:: What to produce ::
Filter the entries and keep only the lines where the string "Balanced" appears.

============================================================

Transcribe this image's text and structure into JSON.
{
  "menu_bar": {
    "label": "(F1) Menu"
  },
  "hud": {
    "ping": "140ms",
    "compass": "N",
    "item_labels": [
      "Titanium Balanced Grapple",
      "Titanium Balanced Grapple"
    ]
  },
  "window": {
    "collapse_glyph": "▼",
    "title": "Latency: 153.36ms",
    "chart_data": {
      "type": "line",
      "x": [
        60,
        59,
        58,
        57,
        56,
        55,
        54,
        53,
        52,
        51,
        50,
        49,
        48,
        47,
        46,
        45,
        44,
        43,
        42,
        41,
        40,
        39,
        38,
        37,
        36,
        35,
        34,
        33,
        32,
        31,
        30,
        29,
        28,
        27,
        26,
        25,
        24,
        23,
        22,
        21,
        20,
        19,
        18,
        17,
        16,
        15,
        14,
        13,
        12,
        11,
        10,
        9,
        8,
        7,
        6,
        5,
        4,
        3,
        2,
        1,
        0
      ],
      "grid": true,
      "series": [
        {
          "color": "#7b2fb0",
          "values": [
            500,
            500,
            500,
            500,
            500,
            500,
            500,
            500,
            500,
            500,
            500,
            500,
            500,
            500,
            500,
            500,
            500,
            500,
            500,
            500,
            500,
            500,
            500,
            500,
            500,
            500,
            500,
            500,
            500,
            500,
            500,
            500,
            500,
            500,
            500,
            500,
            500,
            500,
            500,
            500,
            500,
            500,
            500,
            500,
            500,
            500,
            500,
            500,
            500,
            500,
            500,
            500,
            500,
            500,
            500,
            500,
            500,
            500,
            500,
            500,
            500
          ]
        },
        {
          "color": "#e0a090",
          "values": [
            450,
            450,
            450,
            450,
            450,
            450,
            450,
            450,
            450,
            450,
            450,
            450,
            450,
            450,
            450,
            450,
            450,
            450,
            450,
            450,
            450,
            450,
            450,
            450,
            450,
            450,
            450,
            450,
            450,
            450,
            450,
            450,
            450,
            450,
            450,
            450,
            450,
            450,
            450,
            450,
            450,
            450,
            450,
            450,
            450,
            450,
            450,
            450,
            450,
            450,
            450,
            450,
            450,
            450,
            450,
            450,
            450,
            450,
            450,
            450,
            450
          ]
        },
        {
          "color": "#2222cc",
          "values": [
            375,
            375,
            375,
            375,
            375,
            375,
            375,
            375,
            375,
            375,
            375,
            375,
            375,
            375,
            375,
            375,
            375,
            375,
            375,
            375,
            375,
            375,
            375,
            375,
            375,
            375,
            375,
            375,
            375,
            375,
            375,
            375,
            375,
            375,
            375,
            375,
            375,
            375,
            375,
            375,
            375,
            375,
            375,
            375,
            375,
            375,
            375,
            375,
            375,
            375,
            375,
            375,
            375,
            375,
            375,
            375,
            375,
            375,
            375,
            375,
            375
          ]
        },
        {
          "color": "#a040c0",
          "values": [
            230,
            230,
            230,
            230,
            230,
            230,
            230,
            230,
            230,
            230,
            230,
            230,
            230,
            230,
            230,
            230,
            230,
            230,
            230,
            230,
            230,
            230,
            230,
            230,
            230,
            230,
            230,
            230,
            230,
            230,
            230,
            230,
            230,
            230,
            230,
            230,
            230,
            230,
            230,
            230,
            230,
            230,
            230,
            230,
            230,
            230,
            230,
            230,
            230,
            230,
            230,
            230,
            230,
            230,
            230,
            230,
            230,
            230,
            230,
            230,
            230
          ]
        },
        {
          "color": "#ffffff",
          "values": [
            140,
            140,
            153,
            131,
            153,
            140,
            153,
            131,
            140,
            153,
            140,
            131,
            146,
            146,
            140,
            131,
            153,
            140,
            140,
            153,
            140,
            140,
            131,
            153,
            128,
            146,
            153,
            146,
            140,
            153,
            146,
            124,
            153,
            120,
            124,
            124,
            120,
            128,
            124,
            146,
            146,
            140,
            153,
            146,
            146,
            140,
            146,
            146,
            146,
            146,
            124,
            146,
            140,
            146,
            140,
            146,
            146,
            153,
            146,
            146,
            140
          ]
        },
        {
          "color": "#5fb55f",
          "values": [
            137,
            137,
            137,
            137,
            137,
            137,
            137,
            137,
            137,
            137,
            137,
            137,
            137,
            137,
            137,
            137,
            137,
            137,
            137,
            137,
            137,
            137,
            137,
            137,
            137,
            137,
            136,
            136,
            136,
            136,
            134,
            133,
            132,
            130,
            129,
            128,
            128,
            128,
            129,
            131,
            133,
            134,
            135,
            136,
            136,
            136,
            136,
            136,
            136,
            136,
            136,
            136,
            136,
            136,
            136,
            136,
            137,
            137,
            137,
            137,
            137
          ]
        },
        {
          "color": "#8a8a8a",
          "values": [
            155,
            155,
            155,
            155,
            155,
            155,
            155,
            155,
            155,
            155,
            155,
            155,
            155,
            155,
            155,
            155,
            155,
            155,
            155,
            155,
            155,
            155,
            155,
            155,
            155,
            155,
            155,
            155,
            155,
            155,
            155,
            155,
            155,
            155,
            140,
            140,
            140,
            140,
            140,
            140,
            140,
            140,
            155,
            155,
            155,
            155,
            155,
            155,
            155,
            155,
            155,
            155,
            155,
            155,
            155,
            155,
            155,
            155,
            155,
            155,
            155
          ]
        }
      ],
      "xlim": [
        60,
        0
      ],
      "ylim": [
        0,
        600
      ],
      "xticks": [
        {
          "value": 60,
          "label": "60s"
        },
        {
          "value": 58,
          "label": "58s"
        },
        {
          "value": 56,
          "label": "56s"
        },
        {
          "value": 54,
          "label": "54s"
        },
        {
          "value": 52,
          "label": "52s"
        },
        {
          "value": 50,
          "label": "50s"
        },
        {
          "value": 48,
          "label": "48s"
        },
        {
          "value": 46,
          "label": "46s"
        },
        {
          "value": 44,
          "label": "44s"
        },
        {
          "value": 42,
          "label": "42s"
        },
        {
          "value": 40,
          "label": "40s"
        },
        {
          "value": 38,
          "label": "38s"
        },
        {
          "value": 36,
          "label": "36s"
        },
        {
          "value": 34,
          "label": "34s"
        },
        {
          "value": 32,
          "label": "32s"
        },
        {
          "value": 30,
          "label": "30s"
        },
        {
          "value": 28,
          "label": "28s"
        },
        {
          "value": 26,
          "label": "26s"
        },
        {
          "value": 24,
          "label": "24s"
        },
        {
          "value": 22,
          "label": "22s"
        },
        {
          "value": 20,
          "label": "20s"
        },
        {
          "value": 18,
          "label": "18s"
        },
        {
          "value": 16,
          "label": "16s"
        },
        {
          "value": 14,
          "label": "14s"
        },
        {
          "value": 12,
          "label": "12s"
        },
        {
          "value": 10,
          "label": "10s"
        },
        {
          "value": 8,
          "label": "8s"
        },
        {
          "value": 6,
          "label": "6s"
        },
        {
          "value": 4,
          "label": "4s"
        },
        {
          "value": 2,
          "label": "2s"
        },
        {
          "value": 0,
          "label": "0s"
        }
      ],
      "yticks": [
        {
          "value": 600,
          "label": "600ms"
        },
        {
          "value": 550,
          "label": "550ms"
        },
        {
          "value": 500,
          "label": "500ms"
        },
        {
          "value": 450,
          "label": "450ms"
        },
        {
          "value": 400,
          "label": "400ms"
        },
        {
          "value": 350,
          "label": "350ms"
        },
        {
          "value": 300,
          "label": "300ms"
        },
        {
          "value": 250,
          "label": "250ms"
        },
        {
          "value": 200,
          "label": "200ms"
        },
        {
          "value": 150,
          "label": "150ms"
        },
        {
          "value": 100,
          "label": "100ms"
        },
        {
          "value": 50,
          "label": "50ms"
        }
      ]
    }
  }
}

============================================================

:: Solution for this exercise ::
      "Titanium Balanced Grapple",
      "Titanium Balanced Grapple"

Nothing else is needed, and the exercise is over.